■ GIVEN INFORMATION ■
— start —
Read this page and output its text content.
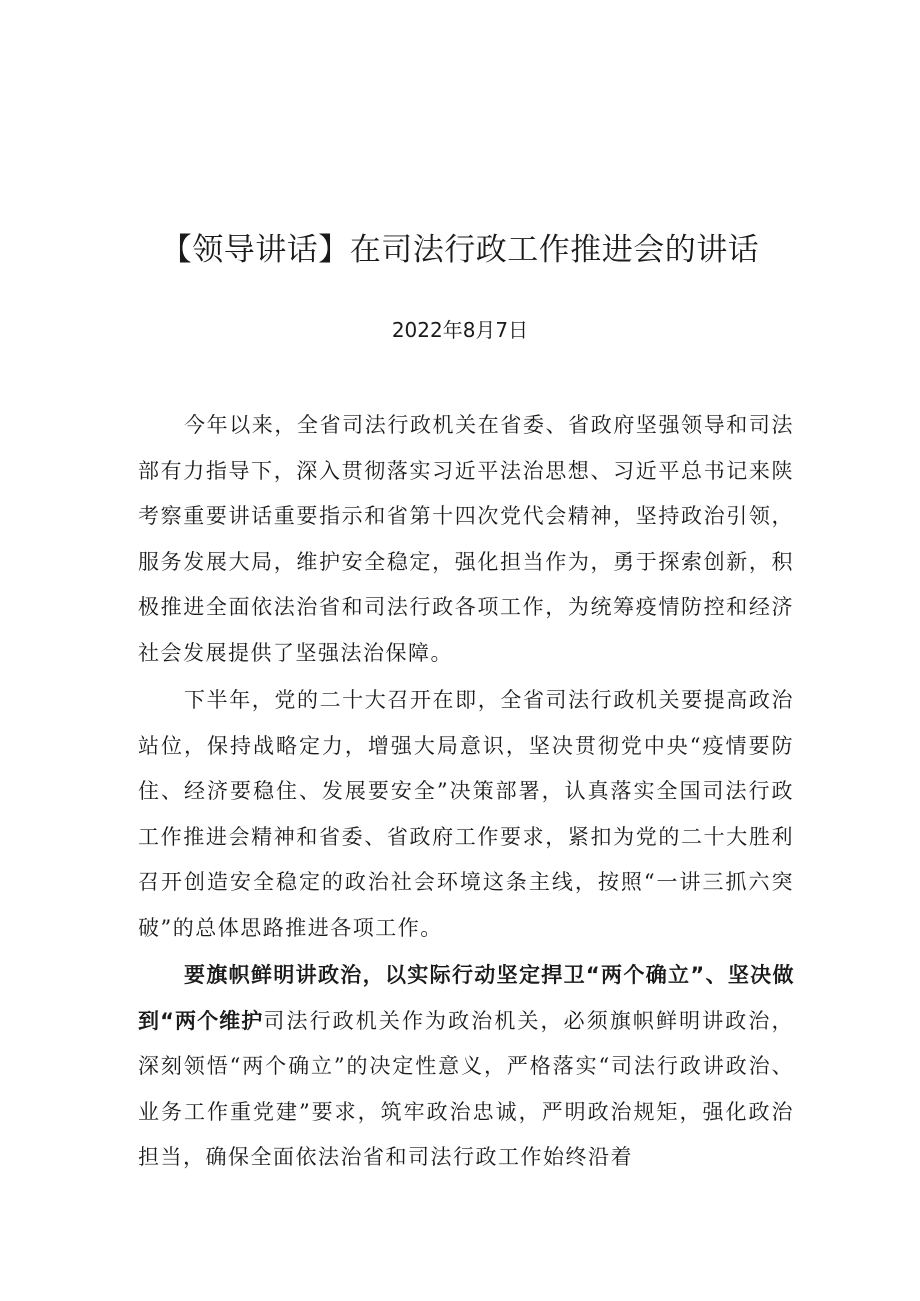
【领导讲话】在司法行政工作推进会的讲话
2022年8月7日

今年以来，全省司法行政机关在省委、省政府坚强领导和司法部有力指导下，深入贯彻落实习近平法治思想、习近平总书记来陕考察重要讲话重要指示和省第十四次党代会精神，坚持政治引领，服务发展大局，维护安全稳定，强化担当作为，勇于探索创新，积极推进全面依法治省和司法行政各项工作，为统筹疫情防控和经济社会发展提供了坚强法治保障。

下半年，党的二十大召开在即，全省司法行政机关要提高政治站位，保持战略定力，增强大局意识，坚决贯彻党中央“疫情要防住、经济要稳住、发展要安全”决策部署，认真落实全国司法行政工作推进会精神和省委、省政府工作要求，紧扣为党的二十大胜利召开创造安全稳定的政治社会环境这条主线，按照“一讲三抓六突破”的总体思路推进各项工作。

要旗帜鲜明讲政治，以实际行动坚定捍卫“两个确立”、坚决做到“两个维护司法行政机关作为政治机关，必须旗帜鲜明讲政治，深刻领悟“两个确立”的决定性意义，严格落实“司法行政讲政治、业务工作重党建”要求，筑牢政治忠诚，严明政治规矩，强化政治担当，确保全面依法治省和司法行政工作始终沿着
— end —
■ TASK ■
Return all of the entries exactly as written, but drop any pictures they hold.

■ ANSWER TO THIS EXERCISE ■
Read this page and output its text content.
【领导讲话】在司法行政工作推进会的讲话
2022年8月7日

今年以来，全省司法行政机关在省委、省政府坚强领导和司法部有力指导下，深入贯彻落实习近平法治思想、习近平总书记来陕考察重要讲话重要指示和省第十四次党代会精神，坚持政治引领，服务发展大局，维护安全稳定，强化担当作为，勇于探索创新，积极推进全面依法治省和司法行政各项工作，为统筹疫情防控和经济社会发展提供了坚强法治保障。

下半年，党的二十大召开在即，全省司法行政机关要提高政治站位，保持战略定力，增强大局意识，坚决贯彻党中央“疫情要防住、经济要稳住、发展要安全”决策部署，认真落实全国司法行政工作推进会精神和省委、省政府工作要求，紧扣为党的二十大胜利召开创造安全稳定的政治社会环境这条主线，按照“一讲三抓六突破”的总体思路推进各项工作。

要旗帜鲜明讲政治，以实际行动坚定捍卫“两个确立”、坚决做到“两个维护司法行政机关作为政治机关，必须旗帜鲜明讲政治，深刻领悟“两个确立”的决定性意义，严格落实“司法行政讲政治、业务工作重党建”要求，筑牢政治忠诚，严明政治规矩，强化政治担当，确保全面依法治省和司法行政工作始终沿着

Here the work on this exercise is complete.